GIVEN INSTRUCTION ->
Give back the full material, exactly as it reads.
※
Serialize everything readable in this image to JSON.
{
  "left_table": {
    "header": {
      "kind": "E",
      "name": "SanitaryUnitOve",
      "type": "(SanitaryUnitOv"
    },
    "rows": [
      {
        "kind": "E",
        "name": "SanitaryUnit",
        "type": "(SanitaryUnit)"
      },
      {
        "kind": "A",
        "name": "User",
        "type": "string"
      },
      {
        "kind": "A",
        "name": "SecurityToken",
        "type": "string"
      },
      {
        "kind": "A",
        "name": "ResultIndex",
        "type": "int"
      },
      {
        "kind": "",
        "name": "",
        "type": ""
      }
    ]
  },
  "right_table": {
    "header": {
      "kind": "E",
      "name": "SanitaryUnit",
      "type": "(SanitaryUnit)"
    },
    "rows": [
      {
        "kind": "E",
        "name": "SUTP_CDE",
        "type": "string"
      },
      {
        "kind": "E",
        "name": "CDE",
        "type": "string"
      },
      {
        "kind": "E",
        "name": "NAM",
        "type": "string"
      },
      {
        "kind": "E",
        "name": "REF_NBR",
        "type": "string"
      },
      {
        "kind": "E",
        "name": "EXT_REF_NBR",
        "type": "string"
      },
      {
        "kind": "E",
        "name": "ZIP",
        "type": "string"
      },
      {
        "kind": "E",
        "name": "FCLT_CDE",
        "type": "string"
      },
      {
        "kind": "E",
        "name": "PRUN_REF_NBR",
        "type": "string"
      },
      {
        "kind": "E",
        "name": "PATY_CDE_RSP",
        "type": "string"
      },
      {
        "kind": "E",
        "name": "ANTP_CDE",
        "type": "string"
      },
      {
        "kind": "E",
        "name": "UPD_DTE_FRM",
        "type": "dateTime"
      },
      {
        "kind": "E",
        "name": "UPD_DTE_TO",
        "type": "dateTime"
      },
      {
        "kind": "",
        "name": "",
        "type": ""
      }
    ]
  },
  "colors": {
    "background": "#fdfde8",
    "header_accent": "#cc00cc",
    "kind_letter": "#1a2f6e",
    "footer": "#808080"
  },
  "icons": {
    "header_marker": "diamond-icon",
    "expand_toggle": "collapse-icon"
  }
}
※
COMPLETE ANSWER ->
Serialize everything readable in this image to JSON.
{
  "left_table": {
    "header": {
      "kind": "E",
      "name": "SanitaryUnitOve",
      "type": "(SanitaryUnitOv"
    },
    "rows": [
      {
        "kind": "E",
        "name": "SanitaryUnit",
        "type": "(SanitaryUnit)"
      },
      {
        "kind": "A",
        "name": "User",
        "type": "string"
      },
      {
        "kind": "A",
        "name": "SecurityToken",
        "type": "string"
      },
      {
        "kind": "A",
        "name": "ResultIndex",
        "type": "int"
      },
      {
        "kind": "",
        "name": "",
        "type": ""
      }
    ]
  },
  "right_table": {
    "header": {
      "kind": "E",
      "name": "SanitaryUnit",
      "type": "(SanitaryUnit)"
    },
    "rows": [
      {
        "kind": "E",
        "name": "SUTP_CDE",
        "type": "string"
      },
      {
        "kind": "E",
        "name": "CDE",
        "type": "string"
      },
      {
        "kind": "E",
        "name": "NAM",
        "type": "string"
      },
      {
        "kind": "E",
        "name": "REF_NBR",
        "type": "string"
      },
      {
        "kind": "E",
        "name": "EXT_REF_NBR",
        "type": "string"
      },
      {
        "kind": "E",
        "name": "ZIP",
        "type": "string"
      },
      {
        "kind": "E",
        "name": "FCLT_CDE",
        "type": "string"
      },
      {
        "kind": "E",
        "name": "PRUN_REF_NBR",
        "type": "string"
      },
      {
        "kind": "E",
        "name": "PATY_CDE_RSP",
        "type": "string"
      },
      {
        "kind": "E",
        "name": "ANTP_CDE",
        "type": "string"
      },
      {
        "kind": "E",
        "name": "UPD_DTE_FRM",
        "type": "dateTime"
      },
      {
        "kind": "E",
        "name": "UPD_DTE_TO",
        "type": "dateTime"
      },
      {
        "kind": "",
        "name": "",
        "type": ""
      }
    ]
  },
  "colors": {
    "background": "#fdfde8",
    "header_accent": "#cc00cc",
    "kind_letter": "#1a2f6e",
    "footer": "#808080"
  },
  "icons": {
    "header_marker": "diamond-icon",
    "expand_toggle": "collapse-icon"
  }
}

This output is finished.